# Written exercise:
Print every line of the listing exactly, please.

# Dataset records:
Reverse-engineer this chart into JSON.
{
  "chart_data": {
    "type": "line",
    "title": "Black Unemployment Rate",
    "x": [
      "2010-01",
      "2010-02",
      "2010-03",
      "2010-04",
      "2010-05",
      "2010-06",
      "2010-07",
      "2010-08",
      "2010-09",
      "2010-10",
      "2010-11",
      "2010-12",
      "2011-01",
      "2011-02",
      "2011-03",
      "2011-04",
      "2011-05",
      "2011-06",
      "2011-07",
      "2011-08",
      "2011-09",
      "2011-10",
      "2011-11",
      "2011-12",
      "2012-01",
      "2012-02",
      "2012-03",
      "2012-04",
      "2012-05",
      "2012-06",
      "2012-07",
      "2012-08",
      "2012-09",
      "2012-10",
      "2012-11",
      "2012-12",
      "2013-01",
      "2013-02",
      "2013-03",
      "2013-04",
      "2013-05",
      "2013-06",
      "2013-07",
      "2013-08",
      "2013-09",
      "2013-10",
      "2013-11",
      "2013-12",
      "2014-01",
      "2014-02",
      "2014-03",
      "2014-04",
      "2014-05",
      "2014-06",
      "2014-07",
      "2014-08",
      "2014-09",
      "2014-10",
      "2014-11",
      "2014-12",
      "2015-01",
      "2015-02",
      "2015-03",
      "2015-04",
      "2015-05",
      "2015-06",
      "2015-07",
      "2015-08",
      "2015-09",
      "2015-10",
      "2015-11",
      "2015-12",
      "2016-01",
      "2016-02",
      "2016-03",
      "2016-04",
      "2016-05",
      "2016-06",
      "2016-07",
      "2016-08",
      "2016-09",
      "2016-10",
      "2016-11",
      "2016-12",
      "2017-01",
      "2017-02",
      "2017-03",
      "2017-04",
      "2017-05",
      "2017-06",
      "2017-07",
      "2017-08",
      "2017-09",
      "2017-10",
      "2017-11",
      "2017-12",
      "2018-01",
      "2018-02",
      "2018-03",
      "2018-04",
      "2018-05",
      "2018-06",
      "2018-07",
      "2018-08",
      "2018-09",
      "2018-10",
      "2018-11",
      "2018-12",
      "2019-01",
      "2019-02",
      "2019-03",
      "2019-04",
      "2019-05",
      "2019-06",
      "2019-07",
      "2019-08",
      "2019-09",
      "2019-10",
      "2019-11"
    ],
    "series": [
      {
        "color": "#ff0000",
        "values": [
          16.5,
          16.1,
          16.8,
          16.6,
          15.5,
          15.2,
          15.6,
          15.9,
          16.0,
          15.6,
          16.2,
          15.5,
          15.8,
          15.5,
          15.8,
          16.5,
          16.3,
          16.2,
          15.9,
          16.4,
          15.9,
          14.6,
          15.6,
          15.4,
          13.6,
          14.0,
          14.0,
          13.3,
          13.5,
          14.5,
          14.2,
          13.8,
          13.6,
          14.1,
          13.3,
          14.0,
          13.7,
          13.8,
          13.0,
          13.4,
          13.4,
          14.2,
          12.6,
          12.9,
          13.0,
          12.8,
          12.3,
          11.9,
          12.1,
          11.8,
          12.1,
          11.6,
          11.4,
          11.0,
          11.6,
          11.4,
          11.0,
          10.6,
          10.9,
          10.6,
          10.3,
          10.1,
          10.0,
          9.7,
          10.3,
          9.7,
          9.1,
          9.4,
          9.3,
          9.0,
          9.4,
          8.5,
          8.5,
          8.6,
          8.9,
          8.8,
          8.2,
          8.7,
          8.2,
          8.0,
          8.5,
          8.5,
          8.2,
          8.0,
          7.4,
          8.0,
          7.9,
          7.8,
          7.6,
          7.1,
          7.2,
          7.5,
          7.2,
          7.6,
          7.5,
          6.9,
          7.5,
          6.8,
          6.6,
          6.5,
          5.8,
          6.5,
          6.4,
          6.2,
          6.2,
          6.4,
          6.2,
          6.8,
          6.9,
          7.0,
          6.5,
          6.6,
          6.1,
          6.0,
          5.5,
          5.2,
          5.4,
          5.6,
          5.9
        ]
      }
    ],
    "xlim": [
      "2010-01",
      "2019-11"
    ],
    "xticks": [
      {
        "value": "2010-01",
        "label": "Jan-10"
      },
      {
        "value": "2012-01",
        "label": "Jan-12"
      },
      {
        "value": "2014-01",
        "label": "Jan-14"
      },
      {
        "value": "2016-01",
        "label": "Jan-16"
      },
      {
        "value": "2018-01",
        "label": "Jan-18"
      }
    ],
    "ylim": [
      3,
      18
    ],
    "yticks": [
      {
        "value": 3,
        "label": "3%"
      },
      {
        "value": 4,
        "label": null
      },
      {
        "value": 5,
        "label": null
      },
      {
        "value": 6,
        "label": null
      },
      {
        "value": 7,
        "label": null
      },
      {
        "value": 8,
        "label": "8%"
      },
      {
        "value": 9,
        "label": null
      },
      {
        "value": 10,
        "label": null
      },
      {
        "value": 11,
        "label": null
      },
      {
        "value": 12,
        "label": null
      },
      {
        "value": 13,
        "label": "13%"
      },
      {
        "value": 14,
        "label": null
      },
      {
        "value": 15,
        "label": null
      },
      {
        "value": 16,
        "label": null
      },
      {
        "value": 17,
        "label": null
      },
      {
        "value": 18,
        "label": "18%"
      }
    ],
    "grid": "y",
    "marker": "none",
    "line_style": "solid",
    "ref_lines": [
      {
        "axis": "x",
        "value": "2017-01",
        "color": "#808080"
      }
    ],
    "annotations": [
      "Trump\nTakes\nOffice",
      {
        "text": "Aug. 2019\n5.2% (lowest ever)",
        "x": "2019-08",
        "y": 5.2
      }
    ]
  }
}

# Result of the task:
Reverse-engineer this chart into JSON.
{
  "chart_data": {
    "type": "line",
    "title": "Black Unemployment Rate",
    "x": [
      "2010-01",
      "2010-02",
      "2010-03",
      "2010-04",
      "2010-05",
      "2010-06",
      "2010-07",
      "2010-08",
      "2010-09",
      "2010-10",
      "2010-11",
      "2010-12",
      "2011-01",
      "2011-02",
      "2011-03",
      "2011-04",
      "2011-05",
      "2011-06",
      "2011-07",
      "2011-08",
      "2011-09",
      "2011-10",
      "2011-11",
      "2011-12",
      "2012-01",
      "2012-02",
      "2012-03",
      "2012-04",
      "2012-05",
      "2012-06",
      "2012-07",
      "2012-08",
      "2012-09",
      "2012-10",
      "2012-11",
      "2012-12",
      "2013-01",
      "2013-02",
      "2013-03",
      "2013-04",
      "2013-05",
      "2013-06",
      "2013-07",
      "2013-08",
      "2013-09",
      "2013-10",
      "2013-11",
      "2013-12",
      "2014-01",
      "2014-02",
      "2014-03",
      "2014-04",
      "2014-05",
      "2014-06",
      "2014-07",
      "2014-08",
      "2014-09",
      "2014-10",
      "2014-11",
      "2014-12",
      "2015-01",
      "2015-02",
      "2015-03",
      "2015-04",
      "2015-05",
      "2015-06",
      "2015-07",
      "2015-08",
      "2015-09",
      "2015-10",
      "2015-11",
      "2015-12",
      "2016-01",
      "2016-02",
      "2016-03",
      "2016-04",
      "2016-05",
      "2016-06",
      "2016-07",
      "2016-08",
      "2016-09",
      "2016-10",
      "2016-11",
      "2016-12",
      "2017-01",
      "2017-02",
      "2017-03",
      "2017-04",
      "2017-05",
      "2017-06",
      "2017-07",
      "2017-08",
      "2017-09",
      "2017-10",
      "2017-11",
      "2017-12",
      "2018-01",
      "2018-02",
      "2018-03",
      "2018-04",
      "2018-05",
      "2018-06",
      "2018-07",
      "2018-08",
      "2018-09",
      "2018-10",
      "2018-11",
      "2018-12",
      "2019-01",
      "2019-02",
      "2019-03",
      "2019-04",
      "2019-05",
      "2019-06",
      "2019-07",
      "2019-08",
      "2019-09",
      "2019-10",
      "2019-11"
    ],
    "series": [
      {
        "color": "#ff0000",
        "values": [
          16.5,
          16.1,
          16.8,
          16.6,
          15.5,
          15.2,
          15.6,
          15.9,
          16.0,
          15.6,
          16.2,
          15.5,
          15.8,
          15.5,
          15.8,
          16.5,
          16.3,
          16.2,
          15.9,
          16.4,
          15.9,
          14.6,
          15.6,
          15.4,
          13.6,
          14.0,
          14.0,
          13.3,
          13.5,
          14.5,
          14.2,
          13.8,
          13.6,
          14.1,
          13.3,
          14.0,
          13.7,
          13.8,
          13.0,
          13.4,
          13.4,
          14.2,
          12.6,
          12.9,
          13.0,
          12.8,
          12.3,
          11.9,
          12.1,
          11.8,
          12.1,
          11.6,
          11.4,
          11.0,
          11.6,
          11.4,
          11.0,
          10.6,
          10.9,
          10.6,
          10.3,
          10.1,
          10.0,
          9.7,
          10.3,
          9.7,
          9.1,
          9.4,
          9.3,
          9.0,
          9.4,
          8.5,
          8.5,
          8.6,
          8.9,
          8.8,
          8.2,
          8.7,
          8.2,
          8.0,
          8.5,
          8.5,
          8.2,
          8.0,
          7.4,
          8.0,
          7.9,
          7.8,
          7.6,
          7.1,
          7.2,
          7.5,
          7.2,
          7.6,
          7.5,
          6.9,
          7.5,
          6.8,
          6.6,
          6.5,
          5.8,
          6.5,
          6.4,
          6.2,
          6.2,
          6.4,
          6.2,
          6.8,
          6.9,
          7.0,
          6.5,
          6.6,
          6.1,
          6.0,
          5.5,
          5.2,
          5.4,
          5.6,
          5.9
        ]
      }
    ],
    "xlim": [
      "2010-01",
      "2019-11"
    ],
    "xticks": [
      {
        "value": "2010-01",
        "label": "Jan-10"
      },
      {
        "value": "2012-01",
        "label": "Jan-12"
      },
      {
        "value": "2014-01",
        "label": "Jan-14"
      },
      {
        "value": "2016-01",
        "label": "Jan-16"
      },
      {
        "value": "2018-01",
        "label": "Jan-18"
      }
    ],
    "ylim": [
      3,
      18
    ],
    "yticks": [
      {
        "value": 3,
        "label": "3%"
      },
      {
        "value": 4,
        "label": null
      },
      {
        "value": 5,
        "label": null
      },
      {
        "value": 6,
        "label": null
      },
      {
        "value": 7,
        "label": null
      },
      {
        "value": 8,
        "label": "8%"
      },
      {
        "value": 9,
        "label": null
      },
      {
        "value": 10,
        "label": null
      },
      {
        "value": 11,
        "label": null
      },
      {
        "value": 12,
        "label": null
      },
      {
        "value": 13,
        "label": "13%"
      },
      {
        "value": 14,
        "label": null
      },
      {
        "value": 15,
        "label": null
      },
      {
        "value": 16,
        "label": null
      },
      {
        "value": 17,
        "label": null
      },
      {
        "value": 18,
        "label": "18%"
      }
    ],
    "grid": "y",
    "marker": "none",
    "line_style": "solid",
    "ref_lines": [
      {
        "axis": "x",
        "value": "2017-01",
        "color": "#808080"
      }
    ],
    "annotations": [
      "Trump\nTakes\nOffice",
      {
        "text": "Aug. 2019\n5.2% (lowest ever)",
        "x": "2019-08",
        "y": 5.2
      }
    ]
  }
}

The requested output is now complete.